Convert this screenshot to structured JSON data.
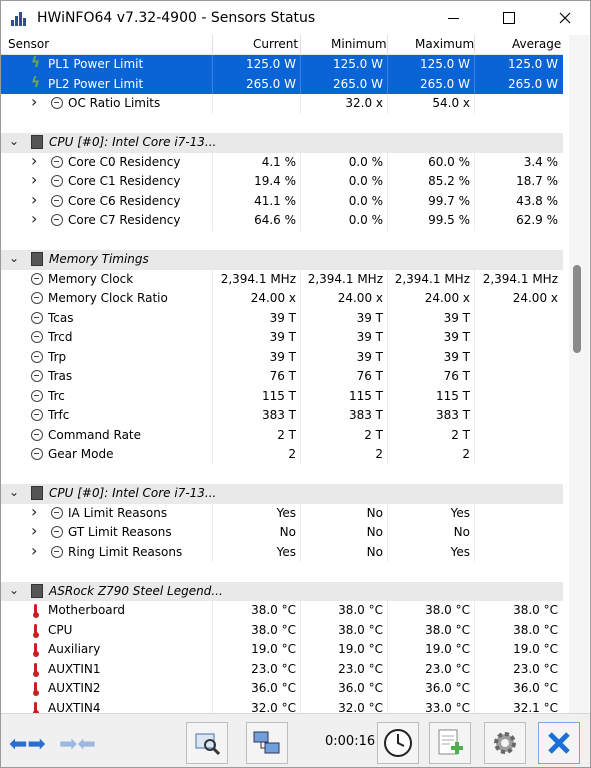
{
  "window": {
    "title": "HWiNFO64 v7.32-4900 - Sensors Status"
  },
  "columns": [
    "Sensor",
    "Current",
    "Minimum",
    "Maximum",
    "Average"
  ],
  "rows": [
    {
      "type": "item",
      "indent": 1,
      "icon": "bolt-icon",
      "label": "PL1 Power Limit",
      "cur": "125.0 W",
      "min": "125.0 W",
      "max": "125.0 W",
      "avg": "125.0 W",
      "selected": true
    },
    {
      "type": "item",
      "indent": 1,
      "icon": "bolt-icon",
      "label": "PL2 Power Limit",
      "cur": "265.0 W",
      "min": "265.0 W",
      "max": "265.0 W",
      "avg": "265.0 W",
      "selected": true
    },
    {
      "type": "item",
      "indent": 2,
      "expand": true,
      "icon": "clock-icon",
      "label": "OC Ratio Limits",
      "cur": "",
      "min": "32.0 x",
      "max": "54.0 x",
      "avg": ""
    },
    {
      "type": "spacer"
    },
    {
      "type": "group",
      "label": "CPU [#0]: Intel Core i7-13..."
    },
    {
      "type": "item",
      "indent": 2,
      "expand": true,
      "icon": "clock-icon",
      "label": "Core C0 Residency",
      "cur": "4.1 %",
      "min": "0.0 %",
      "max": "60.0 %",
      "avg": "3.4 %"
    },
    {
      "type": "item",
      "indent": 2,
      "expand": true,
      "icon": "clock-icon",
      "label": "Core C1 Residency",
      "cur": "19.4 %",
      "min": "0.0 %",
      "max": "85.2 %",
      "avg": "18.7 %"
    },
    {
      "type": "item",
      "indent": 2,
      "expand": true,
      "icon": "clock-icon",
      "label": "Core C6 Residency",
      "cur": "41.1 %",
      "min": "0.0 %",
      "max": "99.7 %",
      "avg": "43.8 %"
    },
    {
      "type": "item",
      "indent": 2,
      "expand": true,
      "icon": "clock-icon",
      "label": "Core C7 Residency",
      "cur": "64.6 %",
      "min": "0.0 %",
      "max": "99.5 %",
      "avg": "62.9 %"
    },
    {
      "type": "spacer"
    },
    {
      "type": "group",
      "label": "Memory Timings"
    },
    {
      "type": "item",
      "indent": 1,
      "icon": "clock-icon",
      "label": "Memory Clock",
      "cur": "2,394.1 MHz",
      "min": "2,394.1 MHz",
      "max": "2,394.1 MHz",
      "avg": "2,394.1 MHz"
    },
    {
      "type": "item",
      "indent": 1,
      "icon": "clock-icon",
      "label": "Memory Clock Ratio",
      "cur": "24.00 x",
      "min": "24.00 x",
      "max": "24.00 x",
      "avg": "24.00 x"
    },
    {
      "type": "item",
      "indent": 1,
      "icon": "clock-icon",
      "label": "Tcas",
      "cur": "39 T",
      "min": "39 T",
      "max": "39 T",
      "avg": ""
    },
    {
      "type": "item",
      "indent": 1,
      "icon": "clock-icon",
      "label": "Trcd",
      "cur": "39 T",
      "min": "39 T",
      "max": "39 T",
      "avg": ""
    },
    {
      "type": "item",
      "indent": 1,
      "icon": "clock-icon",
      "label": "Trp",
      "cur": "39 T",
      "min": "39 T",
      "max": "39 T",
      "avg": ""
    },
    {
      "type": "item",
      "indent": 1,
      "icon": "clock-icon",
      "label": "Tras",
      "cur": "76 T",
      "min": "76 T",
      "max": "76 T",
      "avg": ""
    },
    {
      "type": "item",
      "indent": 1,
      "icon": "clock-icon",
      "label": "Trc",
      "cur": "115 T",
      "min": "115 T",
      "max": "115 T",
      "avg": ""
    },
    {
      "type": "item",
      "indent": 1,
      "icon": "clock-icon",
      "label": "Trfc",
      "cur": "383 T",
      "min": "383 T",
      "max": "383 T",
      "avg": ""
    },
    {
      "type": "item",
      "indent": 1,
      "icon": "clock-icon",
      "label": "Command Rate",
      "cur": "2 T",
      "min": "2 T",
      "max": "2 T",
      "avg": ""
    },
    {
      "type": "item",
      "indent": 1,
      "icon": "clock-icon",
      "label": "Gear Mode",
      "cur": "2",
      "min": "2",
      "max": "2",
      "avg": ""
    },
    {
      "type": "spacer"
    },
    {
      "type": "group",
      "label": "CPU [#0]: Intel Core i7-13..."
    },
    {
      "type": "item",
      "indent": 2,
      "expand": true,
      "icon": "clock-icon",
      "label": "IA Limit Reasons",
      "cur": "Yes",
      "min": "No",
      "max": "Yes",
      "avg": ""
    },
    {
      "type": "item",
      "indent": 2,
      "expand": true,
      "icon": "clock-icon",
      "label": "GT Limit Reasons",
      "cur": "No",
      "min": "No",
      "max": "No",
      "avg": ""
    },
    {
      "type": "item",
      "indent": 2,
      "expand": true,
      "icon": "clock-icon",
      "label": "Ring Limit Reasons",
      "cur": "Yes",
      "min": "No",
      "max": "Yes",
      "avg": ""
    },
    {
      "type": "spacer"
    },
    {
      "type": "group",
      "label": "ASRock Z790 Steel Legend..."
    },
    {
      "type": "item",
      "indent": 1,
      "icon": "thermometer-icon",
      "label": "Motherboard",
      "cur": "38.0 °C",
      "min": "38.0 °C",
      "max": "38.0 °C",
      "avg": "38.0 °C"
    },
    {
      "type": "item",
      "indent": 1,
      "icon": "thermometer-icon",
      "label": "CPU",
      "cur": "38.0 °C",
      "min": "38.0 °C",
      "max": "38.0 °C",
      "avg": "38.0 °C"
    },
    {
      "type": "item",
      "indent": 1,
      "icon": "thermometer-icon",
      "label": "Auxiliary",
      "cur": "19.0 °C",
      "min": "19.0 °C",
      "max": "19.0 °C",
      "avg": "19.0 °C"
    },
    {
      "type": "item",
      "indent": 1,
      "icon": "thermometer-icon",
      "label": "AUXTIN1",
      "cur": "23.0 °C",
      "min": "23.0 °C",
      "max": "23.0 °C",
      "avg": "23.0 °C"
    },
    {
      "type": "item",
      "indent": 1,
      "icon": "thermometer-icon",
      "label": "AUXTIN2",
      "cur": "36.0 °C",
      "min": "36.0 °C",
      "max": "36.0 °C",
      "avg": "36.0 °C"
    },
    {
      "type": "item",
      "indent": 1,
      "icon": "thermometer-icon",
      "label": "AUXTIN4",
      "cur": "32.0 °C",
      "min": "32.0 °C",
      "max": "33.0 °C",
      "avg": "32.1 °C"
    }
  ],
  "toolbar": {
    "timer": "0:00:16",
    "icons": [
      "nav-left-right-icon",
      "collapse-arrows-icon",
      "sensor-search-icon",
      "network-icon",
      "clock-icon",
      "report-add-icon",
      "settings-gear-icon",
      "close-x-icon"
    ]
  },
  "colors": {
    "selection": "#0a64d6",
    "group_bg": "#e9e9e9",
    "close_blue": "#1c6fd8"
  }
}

▬▬▬

What is being asked —
Copy every line of the material in which the word "Ratio" occurs.

Output below —
      "label": "OC Ratio Limits",
      "label": "Memory Clock Ratio",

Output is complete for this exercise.